THE PROBLEM
Copy every line of the data that contains the string "from".

EXTRACTED MATERIAL
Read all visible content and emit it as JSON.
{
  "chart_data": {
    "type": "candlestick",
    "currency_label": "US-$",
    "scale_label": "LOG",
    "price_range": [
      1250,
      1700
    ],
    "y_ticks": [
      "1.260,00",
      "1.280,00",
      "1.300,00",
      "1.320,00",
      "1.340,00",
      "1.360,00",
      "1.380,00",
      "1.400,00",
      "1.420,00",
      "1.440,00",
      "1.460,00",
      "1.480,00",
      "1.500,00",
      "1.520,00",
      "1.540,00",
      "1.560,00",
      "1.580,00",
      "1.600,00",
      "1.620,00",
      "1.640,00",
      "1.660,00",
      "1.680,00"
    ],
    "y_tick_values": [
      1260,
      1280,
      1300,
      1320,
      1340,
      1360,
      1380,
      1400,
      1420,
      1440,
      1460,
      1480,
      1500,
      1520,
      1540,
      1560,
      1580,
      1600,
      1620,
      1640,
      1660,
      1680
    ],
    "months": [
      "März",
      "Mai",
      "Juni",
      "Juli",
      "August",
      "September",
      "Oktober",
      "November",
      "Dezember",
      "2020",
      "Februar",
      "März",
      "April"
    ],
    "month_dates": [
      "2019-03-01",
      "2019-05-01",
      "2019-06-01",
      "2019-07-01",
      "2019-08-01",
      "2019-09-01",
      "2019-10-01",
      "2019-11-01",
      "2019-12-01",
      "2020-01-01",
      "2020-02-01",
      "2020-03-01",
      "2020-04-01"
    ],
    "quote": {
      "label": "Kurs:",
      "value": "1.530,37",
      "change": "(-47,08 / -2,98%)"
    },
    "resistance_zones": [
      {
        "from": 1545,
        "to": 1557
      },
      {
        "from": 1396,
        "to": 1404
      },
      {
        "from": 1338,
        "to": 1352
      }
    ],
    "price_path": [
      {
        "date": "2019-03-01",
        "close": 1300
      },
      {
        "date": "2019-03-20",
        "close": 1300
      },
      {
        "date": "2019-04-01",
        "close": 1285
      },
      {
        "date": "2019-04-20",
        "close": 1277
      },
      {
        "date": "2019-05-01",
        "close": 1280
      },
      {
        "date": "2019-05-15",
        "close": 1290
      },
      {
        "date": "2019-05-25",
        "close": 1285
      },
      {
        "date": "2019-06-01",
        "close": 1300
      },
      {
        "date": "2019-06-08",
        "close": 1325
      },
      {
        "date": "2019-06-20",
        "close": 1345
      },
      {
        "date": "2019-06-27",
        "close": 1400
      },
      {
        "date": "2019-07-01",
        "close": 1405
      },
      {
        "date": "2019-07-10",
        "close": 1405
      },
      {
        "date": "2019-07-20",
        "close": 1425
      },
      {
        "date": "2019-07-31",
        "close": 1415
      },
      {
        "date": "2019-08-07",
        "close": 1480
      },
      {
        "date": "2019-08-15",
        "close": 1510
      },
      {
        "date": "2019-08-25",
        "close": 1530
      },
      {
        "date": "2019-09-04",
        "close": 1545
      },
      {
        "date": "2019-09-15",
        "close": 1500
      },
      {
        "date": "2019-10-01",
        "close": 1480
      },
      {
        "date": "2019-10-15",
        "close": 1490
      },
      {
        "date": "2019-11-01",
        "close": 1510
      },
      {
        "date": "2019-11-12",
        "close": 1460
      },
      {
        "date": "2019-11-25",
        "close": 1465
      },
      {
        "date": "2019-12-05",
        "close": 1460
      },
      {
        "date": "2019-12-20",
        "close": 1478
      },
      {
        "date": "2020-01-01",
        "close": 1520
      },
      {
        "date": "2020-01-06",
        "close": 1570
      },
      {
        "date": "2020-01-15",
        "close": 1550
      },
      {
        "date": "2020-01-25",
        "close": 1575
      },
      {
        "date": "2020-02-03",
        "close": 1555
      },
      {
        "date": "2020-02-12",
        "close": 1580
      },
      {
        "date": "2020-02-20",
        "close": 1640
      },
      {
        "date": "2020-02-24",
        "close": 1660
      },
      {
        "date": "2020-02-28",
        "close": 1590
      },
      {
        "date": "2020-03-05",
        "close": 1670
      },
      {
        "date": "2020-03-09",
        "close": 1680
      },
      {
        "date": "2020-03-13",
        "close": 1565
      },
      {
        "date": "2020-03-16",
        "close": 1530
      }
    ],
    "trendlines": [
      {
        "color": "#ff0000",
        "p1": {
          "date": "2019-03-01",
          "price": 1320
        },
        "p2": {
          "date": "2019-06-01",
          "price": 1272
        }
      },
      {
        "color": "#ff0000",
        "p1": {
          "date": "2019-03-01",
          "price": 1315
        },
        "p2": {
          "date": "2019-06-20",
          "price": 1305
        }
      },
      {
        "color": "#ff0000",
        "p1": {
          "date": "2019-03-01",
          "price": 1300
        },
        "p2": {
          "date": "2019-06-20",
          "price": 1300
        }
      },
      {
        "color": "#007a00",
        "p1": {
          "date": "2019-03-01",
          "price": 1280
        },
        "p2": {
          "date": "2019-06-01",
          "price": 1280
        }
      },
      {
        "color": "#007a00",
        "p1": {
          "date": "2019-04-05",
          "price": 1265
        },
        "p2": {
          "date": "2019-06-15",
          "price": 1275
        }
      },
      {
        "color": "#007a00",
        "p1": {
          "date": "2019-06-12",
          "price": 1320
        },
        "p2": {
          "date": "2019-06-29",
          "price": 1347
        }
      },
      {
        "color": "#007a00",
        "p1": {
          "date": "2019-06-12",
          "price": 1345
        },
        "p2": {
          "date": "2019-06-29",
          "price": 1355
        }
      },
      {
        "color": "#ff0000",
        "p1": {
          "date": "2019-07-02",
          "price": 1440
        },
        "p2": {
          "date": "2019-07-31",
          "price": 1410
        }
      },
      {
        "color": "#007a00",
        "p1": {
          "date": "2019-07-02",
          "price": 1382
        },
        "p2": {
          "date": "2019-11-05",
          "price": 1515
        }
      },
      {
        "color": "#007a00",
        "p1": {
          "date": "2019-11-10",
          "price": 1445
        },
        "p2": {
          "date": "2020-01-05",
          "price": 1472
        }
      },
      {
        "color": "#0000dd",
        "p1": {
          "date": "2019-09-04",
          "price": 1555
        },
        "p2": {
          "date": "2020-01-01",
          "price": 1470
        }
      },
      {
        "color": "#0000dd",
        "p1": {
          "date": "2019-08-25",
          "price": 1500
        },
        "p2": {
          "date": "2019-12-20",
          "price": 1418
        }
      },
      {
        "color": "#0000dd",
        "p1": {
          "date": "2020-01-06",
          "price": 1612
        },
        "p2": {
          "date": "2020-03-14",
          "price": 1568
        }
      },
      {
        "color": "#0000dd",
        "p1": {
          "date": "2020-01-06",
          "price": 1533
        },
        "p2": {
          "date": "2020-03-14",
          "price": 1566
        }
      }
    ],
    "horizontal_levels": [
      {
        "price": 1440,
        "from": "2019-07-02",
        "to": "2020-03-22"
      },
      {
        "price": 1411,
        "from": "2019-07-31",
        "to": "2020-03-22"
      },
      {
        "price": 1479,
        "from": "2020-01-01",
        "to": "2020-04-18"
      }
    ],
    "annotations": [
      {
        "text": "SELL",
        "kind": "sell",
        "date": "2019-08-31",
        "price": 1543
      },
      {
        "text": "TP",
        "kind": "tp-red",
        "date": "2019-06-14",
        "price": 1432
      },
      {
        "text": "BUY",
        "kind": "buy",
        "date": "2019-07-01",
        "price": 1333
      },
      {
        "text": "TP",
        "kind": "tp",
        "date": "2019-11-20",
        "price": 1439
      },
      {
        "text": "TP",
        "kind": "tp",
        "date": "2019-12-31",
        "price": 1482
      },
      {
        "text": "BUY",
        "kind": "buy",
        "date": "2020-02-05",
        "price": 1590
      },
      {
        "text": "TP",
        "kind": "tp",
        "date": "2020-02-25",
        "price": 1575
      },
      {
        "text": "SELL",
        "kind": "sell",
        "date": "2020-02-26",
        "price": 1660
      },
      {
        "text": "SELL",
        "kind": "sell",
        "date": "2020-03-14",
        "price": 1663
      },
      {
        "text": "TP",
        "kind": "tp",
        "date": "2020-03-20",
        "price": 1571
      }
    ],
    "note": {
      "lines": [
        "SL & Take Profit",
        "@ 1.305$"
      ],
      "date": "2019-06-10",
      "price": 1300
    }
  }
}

SOLVED PROBLEM
        "from": 1545,
        "from": 1396,
        "from": 1338,
        "from": "2019-07-02",
        "from": "2019-07-31",
        "from": "2020-01-01",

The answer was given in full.